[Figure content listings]

'''

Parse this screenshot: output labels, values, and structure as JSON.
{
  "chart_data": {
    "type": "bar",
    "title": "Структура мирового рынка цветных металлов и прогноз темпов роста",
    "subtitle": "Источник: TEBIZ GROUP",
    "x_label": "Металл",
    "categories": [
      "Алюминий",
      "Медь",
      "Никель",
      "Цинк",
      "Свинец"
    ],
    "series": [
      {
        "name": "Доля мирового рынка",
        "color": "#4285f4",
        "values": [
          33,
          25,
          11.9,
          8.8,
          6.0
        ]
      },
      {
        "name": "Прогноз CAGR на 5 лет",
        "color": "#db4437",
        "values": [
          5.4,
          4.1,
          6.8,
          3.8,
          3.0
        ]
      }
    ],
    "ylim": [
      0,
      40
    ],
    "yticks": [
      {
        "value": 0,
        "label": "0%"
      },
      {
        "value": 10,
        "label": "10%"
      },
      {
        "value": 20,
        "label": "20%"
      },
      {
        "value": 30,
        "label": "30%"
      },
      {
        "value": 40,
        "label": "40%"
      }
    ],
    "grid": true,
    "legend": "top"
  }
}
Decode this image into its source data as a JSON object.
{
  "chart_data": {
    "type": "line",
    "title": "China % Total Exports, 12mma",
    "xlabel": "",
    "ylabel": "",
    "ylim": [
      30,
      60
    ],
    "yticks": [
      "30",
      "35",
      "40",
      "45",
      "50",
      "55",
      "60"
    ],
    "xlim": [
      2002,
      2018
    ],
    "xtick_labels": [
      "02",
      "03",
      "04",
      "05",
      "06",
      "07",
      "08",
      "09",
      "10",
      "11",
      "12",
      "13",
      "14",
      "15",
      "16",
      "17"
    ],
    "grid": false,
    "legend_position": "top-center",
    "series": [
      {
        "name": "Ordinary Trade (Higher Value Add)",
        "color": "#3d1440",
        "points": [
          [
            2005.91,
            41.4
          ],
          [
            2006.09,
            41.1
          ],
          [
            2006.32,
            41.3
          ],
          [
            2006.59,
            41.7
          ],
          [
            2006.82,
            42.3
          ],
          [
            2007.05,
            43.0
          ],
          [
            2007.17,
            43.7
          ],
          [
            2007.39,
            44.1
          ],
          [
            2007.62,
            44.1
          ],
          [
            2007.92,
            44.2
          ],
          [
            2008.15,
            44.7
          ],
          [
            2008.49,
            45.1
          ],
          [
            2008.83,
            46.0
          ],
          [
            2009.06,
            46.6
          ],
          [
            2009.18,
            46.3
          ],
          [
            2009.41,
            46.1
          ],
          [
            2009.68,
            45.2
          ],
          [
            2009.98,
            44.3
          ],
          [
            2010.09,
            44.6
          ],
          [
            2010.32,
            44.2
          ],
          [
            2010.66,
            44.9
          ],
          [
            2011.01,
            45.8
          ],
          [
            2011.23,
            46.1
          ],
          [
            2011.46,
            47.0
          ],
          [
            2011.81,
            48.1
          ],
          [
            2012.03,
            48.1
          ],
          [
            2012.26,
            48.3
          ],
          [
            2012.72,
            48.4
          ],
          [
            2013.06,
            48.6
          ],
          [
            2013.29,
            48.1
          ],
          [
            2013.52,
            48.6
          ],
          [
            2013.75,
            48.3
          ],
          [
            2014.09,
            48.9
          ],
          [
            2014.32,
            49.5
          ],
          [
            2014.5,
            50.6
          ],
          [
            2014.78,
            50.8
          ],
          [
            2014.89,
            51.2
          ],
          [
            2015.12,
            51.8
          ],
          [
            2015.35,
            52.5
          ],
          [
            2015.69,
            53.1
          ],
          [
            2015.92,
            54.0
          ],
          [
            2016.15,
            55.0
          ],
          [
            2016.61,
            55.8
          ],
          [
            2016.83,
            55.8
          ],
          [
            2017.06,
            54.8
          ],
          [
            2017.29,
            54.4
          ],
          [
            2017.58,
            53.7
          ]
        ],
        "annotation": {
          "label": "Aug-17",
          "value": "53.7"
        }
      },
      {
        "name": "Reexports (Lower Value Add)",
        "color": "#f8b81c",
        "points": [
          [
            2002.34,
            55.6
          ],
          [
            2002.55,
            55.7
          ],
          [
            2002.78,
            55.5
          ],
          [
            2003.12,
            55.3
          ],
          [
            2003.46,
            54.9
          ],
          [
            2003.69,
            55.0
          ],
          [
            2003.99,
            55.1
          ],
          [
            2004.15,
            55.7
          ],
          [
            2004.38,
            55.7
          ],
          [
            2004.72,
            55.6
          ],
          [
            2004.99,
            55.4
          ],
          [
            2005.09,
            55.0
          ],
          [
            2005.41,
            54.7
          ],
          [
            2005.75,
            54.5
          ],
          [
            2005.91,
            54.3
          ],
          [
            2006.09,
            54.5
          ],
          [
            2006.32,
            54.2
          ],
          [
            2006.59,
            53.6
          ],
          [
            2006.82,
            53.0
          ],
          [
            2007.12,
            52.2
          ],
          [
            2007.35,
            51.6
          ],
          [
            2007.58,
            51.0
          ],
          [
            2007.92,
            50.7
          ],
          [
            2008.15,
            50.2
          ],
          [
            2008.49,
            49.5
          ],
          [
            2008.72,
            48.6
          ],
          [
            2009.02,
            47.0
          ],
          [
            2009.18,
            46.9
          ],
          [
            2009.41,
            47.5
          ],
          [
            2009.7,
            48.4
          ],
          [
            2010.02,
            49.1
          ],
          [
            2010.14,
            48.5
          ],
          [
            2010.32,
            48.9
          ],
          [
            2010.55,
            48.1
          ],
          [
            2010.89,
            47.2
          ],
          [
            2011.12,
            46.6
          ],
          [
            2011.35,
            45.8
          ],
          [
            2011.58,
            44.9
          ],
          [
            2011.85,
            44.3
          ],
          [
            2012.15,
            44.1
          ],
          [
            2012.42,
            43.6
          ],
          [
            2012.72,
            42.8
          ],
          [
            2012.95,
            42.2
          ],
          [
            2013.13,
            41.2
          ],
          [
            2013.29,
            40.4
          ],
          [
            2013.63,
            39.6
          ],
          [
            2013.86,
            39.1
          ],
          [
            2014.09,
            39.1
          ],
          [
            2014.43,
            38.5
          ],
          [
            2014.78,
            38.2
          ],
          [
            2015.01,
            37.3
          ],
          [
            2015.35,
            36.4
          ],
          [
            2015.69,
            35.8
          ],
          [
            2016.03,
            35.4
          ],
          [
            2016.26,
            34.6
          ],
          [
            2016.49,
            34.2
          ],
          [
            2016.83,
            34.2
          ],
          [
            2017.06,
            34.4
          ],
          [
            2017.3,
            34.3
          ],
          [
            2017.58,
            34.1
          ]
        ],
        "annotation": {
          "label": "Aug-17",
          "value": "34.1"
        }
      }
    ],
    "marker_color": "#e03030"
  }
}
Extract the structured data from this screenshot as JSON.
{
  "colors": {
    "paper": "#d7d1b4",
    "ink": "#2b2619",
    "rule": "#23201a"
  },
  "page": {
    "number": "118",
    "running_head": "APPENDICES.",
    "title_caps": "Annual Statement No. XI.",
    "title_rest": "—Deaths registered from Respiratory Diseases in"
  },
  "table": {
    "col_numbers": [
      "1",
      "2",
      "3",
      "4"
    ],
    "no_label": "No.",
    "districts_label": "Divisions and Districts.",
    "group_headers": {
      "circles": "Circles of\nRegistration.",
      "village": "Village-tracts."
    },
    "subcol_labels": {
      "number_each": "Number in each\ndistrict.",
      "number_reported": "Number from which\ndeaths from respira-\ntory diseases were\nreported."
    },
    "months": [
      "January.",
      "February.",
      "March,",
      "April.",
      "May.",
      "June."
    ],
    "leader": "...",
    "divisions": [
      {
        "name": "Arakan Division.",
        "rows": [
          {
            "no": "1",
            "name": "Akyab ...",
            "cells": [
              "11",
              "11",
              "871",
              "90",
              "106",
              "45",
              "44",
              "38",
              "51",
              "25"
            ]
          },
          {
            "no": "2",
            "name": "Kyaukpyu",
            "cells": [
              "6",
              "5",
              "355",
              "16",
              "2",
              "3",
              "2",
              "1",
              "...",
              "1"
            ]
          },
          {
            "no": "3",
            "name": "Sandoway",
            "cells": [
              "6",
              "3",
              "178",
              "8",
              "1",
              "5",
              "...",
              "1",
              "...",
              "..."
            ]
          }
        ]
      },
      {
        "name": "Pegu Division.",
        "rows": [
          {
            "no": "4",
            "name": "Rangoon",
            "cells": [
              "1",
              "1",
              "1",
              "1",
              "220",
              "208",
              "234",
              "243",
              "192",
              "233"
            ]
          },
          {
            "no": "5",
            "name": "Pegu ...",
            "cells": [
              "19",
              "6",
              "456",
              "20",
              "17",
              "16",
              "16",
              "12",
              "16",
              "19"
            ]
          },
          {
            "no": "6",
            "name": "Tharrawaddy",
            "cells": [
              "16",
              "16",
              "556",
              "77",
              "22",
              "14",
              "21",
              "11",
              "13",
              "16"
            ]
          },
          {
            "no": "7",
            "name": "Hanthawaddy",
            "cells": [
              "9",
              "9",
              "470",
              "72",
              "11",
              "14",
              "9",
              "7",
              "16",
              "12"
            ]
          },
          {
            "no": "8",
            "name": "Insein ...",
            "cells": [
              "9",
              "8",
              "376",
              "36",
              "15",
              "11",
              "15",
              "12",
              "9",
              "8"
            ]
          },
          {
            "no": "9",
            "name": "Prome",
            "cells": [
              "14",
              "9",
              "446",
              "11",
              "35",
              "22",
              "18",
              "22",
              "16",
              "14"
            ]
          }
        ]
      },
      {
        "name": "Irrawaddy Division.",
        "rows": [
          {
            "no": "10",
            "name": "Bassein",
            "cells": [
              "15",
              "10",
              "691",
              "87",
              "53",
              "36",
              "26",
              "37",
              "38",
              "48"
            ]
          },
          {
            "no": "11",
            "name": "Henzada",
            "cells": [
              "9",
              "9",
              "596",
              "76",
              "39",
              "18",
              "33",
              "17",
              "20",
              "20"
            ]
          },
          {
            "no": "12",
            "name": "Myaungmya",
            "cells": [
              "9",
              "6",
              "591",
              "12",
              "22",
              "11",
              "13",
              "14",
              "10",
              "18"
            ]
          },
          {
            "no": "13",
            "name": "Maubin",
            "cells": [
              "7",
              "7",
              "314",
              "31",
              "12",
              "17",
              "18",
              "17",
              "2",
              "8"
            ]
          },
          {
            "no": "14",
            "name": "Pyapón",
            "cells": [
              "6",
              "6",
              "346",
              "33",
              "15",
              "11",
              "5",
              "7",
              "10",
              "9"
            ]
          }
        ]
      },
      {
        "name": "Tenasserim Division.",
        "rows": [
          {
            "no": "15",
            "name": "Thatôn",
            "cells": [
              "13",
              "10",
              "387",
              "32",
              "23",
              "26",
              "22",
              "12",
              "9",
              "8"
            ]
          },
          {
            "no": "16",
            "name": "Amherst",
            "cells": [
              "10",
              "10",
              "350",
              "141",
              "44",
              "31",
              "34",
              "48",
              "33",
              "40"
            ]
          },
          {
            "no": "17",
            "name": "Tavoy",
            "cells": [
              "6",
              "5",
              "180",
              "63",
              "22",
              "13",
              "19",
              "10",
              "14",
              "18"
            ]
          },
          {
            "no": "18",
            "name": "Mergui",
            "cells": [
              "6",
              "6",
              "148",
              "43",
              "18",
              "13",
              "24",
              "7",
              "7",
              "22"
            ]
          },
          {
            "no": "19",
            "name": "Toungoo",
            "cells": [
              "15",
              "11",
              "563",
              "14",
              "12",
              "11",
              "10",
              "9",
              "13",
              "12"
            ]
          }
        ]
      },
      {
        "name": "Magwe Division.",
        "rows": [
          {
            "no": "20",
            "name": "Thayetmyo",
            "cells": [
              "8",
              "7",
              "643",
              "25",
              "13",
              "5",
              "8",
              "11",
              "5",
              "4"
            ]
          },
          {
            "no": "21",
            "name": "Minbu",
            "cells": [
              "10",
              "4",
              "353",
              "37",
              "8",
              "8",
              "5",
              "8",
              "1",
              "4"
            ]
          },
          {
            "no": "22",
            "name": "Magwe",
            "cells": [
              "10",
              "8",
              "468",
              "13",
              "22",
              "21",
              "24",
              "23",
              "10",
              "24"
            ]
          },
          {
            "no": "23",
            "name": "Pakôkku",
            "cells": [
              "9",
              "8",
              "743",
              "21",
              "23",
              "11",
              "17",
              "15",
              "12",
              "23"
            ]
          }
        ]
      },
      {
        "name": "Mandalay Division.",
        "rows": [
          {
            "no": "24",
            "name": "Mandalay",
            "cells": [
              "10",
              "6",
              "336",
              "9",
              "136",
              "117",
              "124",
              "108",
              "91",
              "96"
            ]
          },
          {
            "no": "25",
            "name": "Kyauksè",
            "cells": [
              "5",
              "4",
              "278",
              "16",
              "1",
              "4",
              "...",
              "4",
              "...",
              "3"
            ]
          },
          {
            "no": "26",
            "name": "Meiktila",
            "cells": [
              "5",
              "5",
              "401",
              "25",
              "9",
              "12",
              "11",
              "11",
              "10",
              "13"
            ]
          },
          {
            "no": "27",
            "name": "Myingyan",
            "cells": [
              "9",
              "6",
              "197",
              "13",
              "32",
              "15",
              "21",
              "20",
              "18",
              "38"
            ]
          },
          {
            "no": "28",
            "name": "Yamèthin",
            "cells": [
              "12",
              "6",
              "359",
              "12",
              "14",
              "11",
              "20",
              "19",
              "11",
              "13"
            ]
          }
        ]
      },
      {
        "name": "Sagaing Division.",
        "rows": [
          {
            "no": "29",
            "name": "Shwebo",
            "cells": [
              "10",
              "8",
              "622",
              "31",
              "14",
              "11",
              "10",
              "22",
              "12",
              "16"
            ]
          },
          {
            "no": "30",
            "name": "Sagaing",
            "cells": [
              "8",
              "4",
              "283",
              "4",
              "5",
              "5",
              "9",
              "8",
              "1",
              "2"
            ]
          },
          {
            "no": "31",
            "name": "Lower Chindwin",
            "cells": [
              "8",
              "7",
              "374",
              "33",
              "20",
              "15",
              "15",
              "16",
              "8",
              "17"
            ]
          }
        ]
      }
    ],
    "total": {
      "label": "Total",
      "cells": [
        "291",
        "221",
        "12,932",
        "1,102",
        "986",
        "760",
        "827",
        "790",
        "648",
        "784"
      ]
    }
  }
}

'''

Say how many lines of the data include the string "this". Nothing other than the number should be given.

3